Begin Dataset records

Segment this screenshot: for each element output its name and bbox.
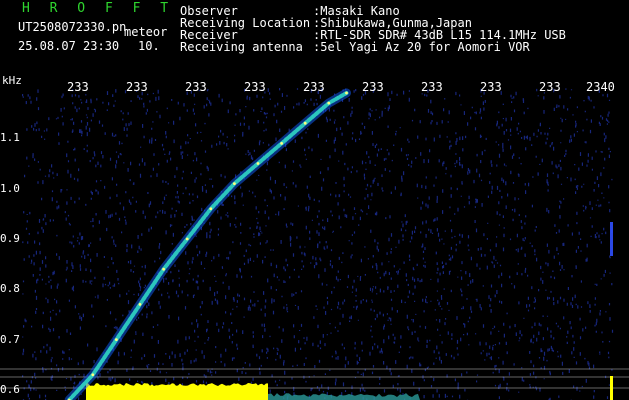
y-tick-label: 0.8 bbox=[0, 282, 20, 296]
y-tick-label: 1.0 bbox=[0, 181, 20, 195]
x-tick-label: 233 bbox=[185, 80, 207, 94]
trace-point-12 bbox=[345, 91, 348, 95]
x-tick-label: 233 bbox=[421, 80, 443, 94]
x-tick-label: 233 bbox=[67, 80, 89, 94]
trace-point-9 bbox=[280, 142, 283, 145]
trace-point-3 bbox=[138, 303, 142, 306]
y-tick-label: 0.9 bbox=[0, 231, 20, 245]
y-axis-label: kHz bbox=[2, 74, 22, 87]
trace-point-8 bbox=[256, 162, 260, 165]
x-tick-label: 233 bbox=[539, 80, 561, 94]
trace-point-1 bbox=[91, 373, 95, 377]
x-tick-label: 233 bbox=[362, 80, 384, 94]
signal-spike-right bbox=[610, 376, 613, 400]
x-tick-label: 233 bbox=[244, 80, 266, 94]
x-tick-label: 233 bbox=[126, 80, 148, 94]
x-tick-label: 2340 bbox=[586, 80, 615, 94]
y-tick-label: 0.7 bbox=[0, 332, 20, 346]
y-tick-label: 0.6 bbox=[0, 382, 20, 396]
x-tick-label: 233 bbox=[480, 80, 502, 94]
trace-point-6 bbox=[209, 207, 213, 211]
x-tick-label: 233 bbox=[303, 80, 325, 94]
trace-point-2 bbox=[115, 338, 118, 341]
signal-strength-bar bbox=[86, 383, 268, 400]
trace-point-10 bbox=[303, 121, 307, 125]
trace-point-5 bbox=[185, 237, 189, 241]
trace-point-4 bbox=[162, 267, 166, 271]
trace-point-11 bbox=[327, 101, 331, 105]
spectrogram-plot bbox=[0, 88, 629, 400]
signal-strength-tail bbox=[268, 393, 420, 400]
y-tick-label: 1.1 bbox=[0, 131, 20, 145]
trace-point-7 bbox=[233, 182, 236, 186]
echo-right-edge bbox=[610, 222, 613, 256]
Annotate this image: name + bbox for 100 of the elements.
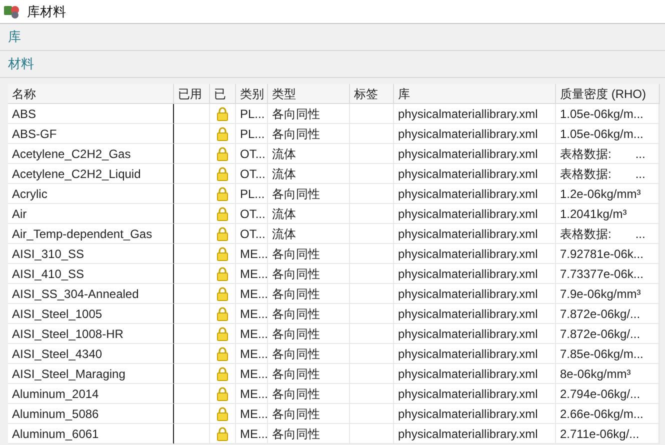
table-cell: AISI_Steel_1005	[8, 304, 174, 324]
section-label[interactable]: 材料	[8, 54, 34, 74]
column-header[interactable]: 已用	[174, 84, 210, 104]
table-cell: 各向同性	[268, 184, 350, 204]
table-cell: OT...	[236, 204, 268, 224]
table-cell: Air	[8, 204, 174, 224]
table-cell: 1.05e-06kg/m...	[556, 124, 660, 144]
table-cell: 1.2e-06kg/mm³	[556, 184, 660, 204]
table-cell: Aluminum_2014	[8, 384, 174, 404]
lock-icon	[217, 326, 228, 340]
table-cell: ME...	[236, 324, 268, 344]
table-cell: 各向同性	[268, 404, 350, 424]
table-cell: 1.2041kg/m³	[556, 204, 660, 224]
table-cell: OT...	[236, 224, 268, 244]
table-cell: physicalmateriallibrary.xml	[394, 304, 556, 324]
table-cell: ME...	[236, 384, 268, 404]
table-cell: 各向同性	[268, 324, 350, 344]
lock-icon	[217, 406, 228, 420]
table-cell: 1.05e-06kg/m...	[556, 104, 660, 124]
table-cell: 流体	[268, 224, 350, 244]
column-header[interactable]: 标签	[350, 84, 394, 104]
table-cell: PL...	[236, 184, 268, 204]
table-cell: 7.9e-06kg/mm³	[556, 284, 660, 304]
column-header[interactable]: 类别	[236, 84, 268, 104]
table-cell: physicalmateriallibrary.xml	[394, 244, 556, 264]
table-cell: 各向同性	[268, 304, 350, 324]
table-cell: AISI_Steel_4340	[8, 344, 174, 364]
table-cell: ABS	[8, 104, 174, 124]
table-cell: PL...	[236, 104, 268, 124]
table-cell: ME...	[236, 404, 268, 424]
section-label[interactable]: 库	[8, 27, 21, 47]
column-header[interactable]: 库	[394, 84, 556, 104]
table-cell: ME...	[236, 364, 268, 384]
table-cell: Aluminum_6061	[8, 424, 174, 444]
lock-icon	[217, 106, 228, 120]
table-cell: ME...	[236, 284, 268, 304]
table-cell: 各向同性	[268, 104, 350, 124]
table-cell: physicalmateriallibrary.xml	[394, 104, 556, 124]
table-cell: 各向同性	[268, 364, 350, 384]
table-cell: physicalmateriallibrary.xml	[394, 424, 556, 444]
table-cell: physicalmateriallibrary.xml	[394, 384, 556, 404]
table-cell: physicalmateriallibrary.xml	[394, 364, 556, 384]
table-cell: PL...	[236, 124, 268, 144]
table-cell: 各向同性	[268, 344, 350, 364]
column-header[interactable]: 类型	[268, 84, 350, 104]
app-icon	[4, 4, 21, 19]
table-cell: 各向同性	[268, 124, 350, 144]
table-cell: 7.73377e-06k...	[556, 264, 660, 284]
lock-icon	[217, 146, 228, 160]
table-cell: 8e-06kg/mm³	[556, 364, 660, 384]
table-cell: ME...	[236, 304, 268, 324]
table-cell: 7.92781e-06k...	[556, 244, 660, 264]
table-cell: OT...	[236, 164, 268, 184]
table-cell: ME...	[236, 344, 268, 364]
table-cell: Acetylene_C2H2_Gas	[8, 144, 174, 164]
table-cell: physicalmateriallibrary.xml	[394, 184, 556, 204]
table-cell: Air_Temp-dependent_Gas	[8, 224, 174, 244]
table-cell: 7.872e-06kg/...	[556, 304, 660, 324]
table-cell: 7.85e-06kg/m...	[556, 344, 660, 364]
lock-icon	[217, 186, 228, 200]
table-cell: physicalmateriallibrary.xml	[394, 264, 556, 284]
table-cell: physicalmateriallibrary.xml	[394, 324, 556, 344]
table-cell: 2.66e-06kg/m...	[556, 404, 660, 424]
table-cell: physicalmateriallibrary.xml	[394, 164, 556, 184]
table-cell: physicalmateriallibrary.xml	[394, 224, 556, 244]
lock-icon	[217, 306, 228, 320]
lock-icon	[217, 206, 228, 220]
table-cell: ABS-GF	[8, 124, 174, 144]
table-cell: 各向同性	[268, 244, 350, 264]
table-cell: Aluminum_5086	[8, 404, 174, 424]
lock-icon	[217, 246, 228, 260]
lock-icon	[217, 226, 228, 240]
lock-icon	[217, 286, 228, 300]
lock-icon	[217, 386, 228, 400]
table-cell: 各向同性	[268, 424, 350, 444]
lock-icon	[217, 166, 228, 180]
table-cell	[350, 104, 394, 124]
table-cell: 各向同性	[268, 284, 350, 304]
table-cell: ME...	[236, 264, 268, 284]
table-cell: 2.711e-06kg/...	[556, 424, 660, 444]
table-cell: physicalmateriallibrary.xml	[394, 204, 556, 224]
table-cell: physicalmateriallibrary.xml	[394, 344, 556, 364]
table-cell: 流体	[268, 144, 350, 164]
table-cell: 各向同性	[268, 384, 350, 404]
lock-icon	[217, 366, 228, 380]
column-header[interactable]: 已	[210, 84, 236, 104]
table-cell: OT...	[236, 144, 268, 164]
column-header[interactable]: 质量密度 (RHO)	[556, 84, 660, 104]
table-cell: 表格数据: ...	[556, 164, 660, 184]
lock-icon	[217, 346, 228, 360]
table-cell: 表格数据: ...	[556, 224, 660, 244]
table-cell: physicalmateriallibrary.xml	[394, 404, 556, 424]
table-cell: AISI_SS_304-Annealed	[8, 284, 174, 304]
table-cell: AISI_310_SS	[8, 244, 174, 264]
table-cell: 流体	[268, 164, 350, 184]
table-cell: physicalmateriallibrary.xml	[394, 144, 556, 164]
table-cell: Acetylene_C2H2_Liquid	[8, 164, 174, 184]
column-header[interactable]: 名称	[8, 84, 174, 104]
table-cell: physicalmateriallibrary.xml	[394, 124, 556, 144]
table-cell: 流体	[268, 204, 350, 224]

End Dataset records

* **Your task**:
Reproduce all of the lines above word for word, omitting the pictures.

* **Final result**:
Segment this screenshot: for each element output its name and bbox.
y-tick-label: 0.8 bbox=[0, 282, 20, 296]
y-tick-label: 1.0 bbox=[0, 181, 20, 195]
x-tick-label: 233 bbox=[185, 80, 207, 94]
trace-point-12 bbox=[345, 91, 348, 95]
x-tick-label: 233 bbox=[421, 80, 443, 94]
x-tick-label: 233 bbox=[67, 80, 89, 94]
trace-point-9 bbox=[280, 142, 283, 145]
trace-point-3 bbox=[138, 303, 142, 306]
y-tick-label: 0.9 bbox=[0, 231, 20, 245]
y-axis-label: kHz bbox=[2, 74, 22, 87]
trace-point-8 bbox=[256, 162, 260, 165]
x-tick-label: 233 bbox=[539, 80, 561, 94]
trace-point-1 bbox=[91, 373, 95, 377]
x-tick-label: 233 bbox=[362, 80, 384, 94]
signal-spike-right bbox=[610, 376, 613, 400]
x-tick-label: 233 bbox=[244, 80, 266, 94]
x-tick-label: 233 bbox=[126, 80, 148, 94]
x-tick-label: 2340 bbox=[586, 80, 615, 94]
y-tick-label: 0.7 bbox=[0, 332, 20, 346]
y-tick-label: 0.6 bbox=[0, 382, 20, 396]
x-tick-label: 233 bbox=[480, 80, 502, 94]
trace-point-6 bbox=[209, 207, 213, 211]
x-tick-label: 233 bbox=[303, 80, 325, 94]
trace-point-2 bbox=[115, 338, 118, 341]
signal-strength-bar bbox=[86, 383, 268, 400]
trace-point-10 bbox=[303, 121, 307, 125]
trace-point-5 bbox=[185, 237, 189, 241]
trace-point-4 bbox=[162, 267, 166, 271]
trace-point-11 bbox=[327, 101, 331, 105]
spectrogram-plot bbox=[0, 88, 629, 400]
signal-strength-tail bbox=[268, 393, 420, 400]
y-tick-label: 1.1 bbox=[0, 131, 20, 145]
trace-point-7 bbox=[233, 182, 236, 186]
echo-right-edge bbox=[610, 222, 613, 256]
Annotate this image: name + bbox for 100 of the elements.
table-cell: AISI_Steel_1005	[8, 304, 174, 324]
section-label[interactable]: 材料	[8, 54, 34, 74]
column-header[interactable]: 已用	[174, 84, 210, 104]
table-cell: 各向同性	[268, 184, 350, 204]
table-cell: OT...	[236, 204, 268, 224]
table-cell: Air	[8, 204, 174, 224]
table-cell: 1.05e-06kg/m...	[556, 124, 660, 144]
table-cell: 1.2e-06kg/mm³	[556, 184, 660, 204]
table-cell: Aluminum_2014	[8, 384, 174, 404]
lock-icon	[217, 326, 228, 340]
table-cell: ME...	[236, 324, 268, 344]
table-cell: 各向同性	[268, 404, 350, 424]
table-cell: 1.2041kg/m³	[556, 204, 660, 224]
table-cell: OT...	[236, 224, 268, 244]
table-cell: physicalmateriallibrary.xml	[394, 304, 556, 324]
table-cell: ME...	[236, 384, 268, 404]
table-cell: 各向同性	[268, 324, 350, 344]
lock-icon	[217, 406, 228, 420]
table-cell: 1.05e-06kg/m...	[556, 104, 660, 124]
table-cell: 流体	[268, 224, 350, 244]
column-header[interactable]: 标签	[350, 84, 394, 104]
table-cell: PL...	[236, 184, 268, 204]
table-cell: 7.9e-06kg/mm³	[556, 284, 660, 304]
column-header[interactable]: 类别	[236, 84, 268, 104]
table-cell: physicalmateriallibrary.xml	[394, 244, 556, 264]
table-cell: 各向同性	[268, 304, 350, 324]
table-cell: AISI_Steel_4340	[8, 344, 174, 364]
table-cell: ABS	[8, 104, 174, 124]
table-cell: PL...	[236, 104, 268, 124]
table-cell: ME...	[236, 404, 268, 424]
section-label[interactable]: 库	[8, 27, 21, 47]
column-header[interactable]: 库	[394, 84, 556, 104]
table-cell: ME...	[236, 364, 268, 384]
table-cell: Aluminum_6061	[8, 424, 174, 444]
lock-icon	[217, 106, 228, 120]
table-cell: ME...	[236, 284, 268, 304]
table-cell: 各向同性	[268, 104, 350, 124]
table-cell: physicalmateriallibrary.xml	[394, 104, 556, 124]
table-cell: 各向同性	[268, 364, 350, 384]
table-cell: physicalmateriallibrary.xml	[394, 424, 556, 444]
table-cell: physicalmateriallibrary.xml	[394, 384, 556, 404]
table-cell: physicalmateriallibrary.xml	[394, 364, 556, 384]
table-cell: PL...	[236, 124, 268, 144]
table-cell: 各向同性	[268, 344, 350, 364]
column-header[interactable]: 类型	[268, 84, 350, 104]
app-icon	[4, 4, 21, 19]
table-cell: 各向同性	[268, 124, 350, 144]
table-cell: 7.73377e-06k...	[556, 264, 660, 284]
lock-icon	[217, 146, 228, 160]
table-cell: 8e-06kg/mm³	[556, 364, 660, 384]
table-cell: ME...	[236, 304, 268, 324]
table-cell: 7.92781e-06k...	[556, 244, 660, 264]
table-cell: OT...	[236, 164, 268, 184]
table-cell: ME...	[236, 344, 268, 364]
table-cell: Acetylene_C2H2_Gas	[8, 144, 174, 164]
table-cell: physicalmateriallibrary.xml	[394, 184, 556, 204]
table-cell: Air_Temp-dependent_Gas	[8, 224, 174, 244]
table-cell: 7.872e-06kg/...	[556, 304, 660, 324]
table-cell: 7.85e-06kg/m...	[556, 344, 660, 364]
lock-icon	[217, 186, 228, 200]
table-cell: physicalmateriallibrary.xml	[394, 264, 556, 284]
table-cell: physicalmateriallibrary.xml	[394, 324, 556, 344]
table-cell: 2.66e-06kg/m...	[556, 404, 660, 424]
table-cell: physicalmateriallibrary.xml	[394, 164, 556, 184]
table-cell: physicalmateriallibrary.xml	[394, 224, 556, 244]
lock-icon	[217, 306, 228, 320]
lock-icon	[217, 206, 228, 220]
table-cell: ABS-GF	[8, 124, 174, 144]
table-cell: 各向同性	[268, 244, 350, 264]
table-cell: Aluminum_5086	[8, 404, 174, 424]
lock-icon	[217, 246, 228, 260]
lock-icon	[217, 226, 228, 240]
lock-icon	[217, 286, 228, 300]
lock-icon	[217, 386, 228, 400]
table-cell: 各向同性	[268, 424, 350, 444]
lock-icon	[217, 166, 228, 180]
table-cell	[350, 104, 394, 124]
table-cell: 各向同性	[268, 284, 350, 304]
table-cell: ME...	[236, 264, 268, 284]
table-cell: 2.711e-06kg/...	[556, 424, 660, 444]
table-cell: physicalmateriallibrary.xml	[394, 204, 556, 224]
table-cell: physicalmateriallibrary.xml	[394, 344, 556, 364]
table-cell: 流体	[268, 144, 350, 164]
table-cell: 各向同性	[268, 384, 350, 404]
lock-icon	[217, 366, 228, 380]
column-header[interactable]: 已	[210, 84, 236, 104]
table-cell: OT...	[236, 144, 268, 164]
column-header[interactable]: 质量密度 (RHO)	[556, 84, 660, 104]
table-cell: 表格数据: ...	[556, 164, 660, 184]
lock-icon	[217, 346, 228, 360]
table-cell: 表格数据: ...	[556, 224, 660, 244]
table-cell: physicalmateriallibrary.xml	[394, 404, 556, 424]
table-cell: AISI_SS_304-Annealed	[8, 284, 174, 304]
table-cell: AISI_310_SS	[8, 244, 174, 264]
table-cell: 流体	[268, 164, 350, 184]
table-cell: physicalmateriallibrary.xml	[394, 144, 556, 164]
table-cell: Acetylene_C2H2_Liquid	[8, 164, 174, 184]
column-header[interactable]: 名称	[8, 84, 174, 104]
table-cell: physicalmateriallibrary.xml	[394, 124, 556, 144]
table-cell: 流体	[268, 204, 350, 224]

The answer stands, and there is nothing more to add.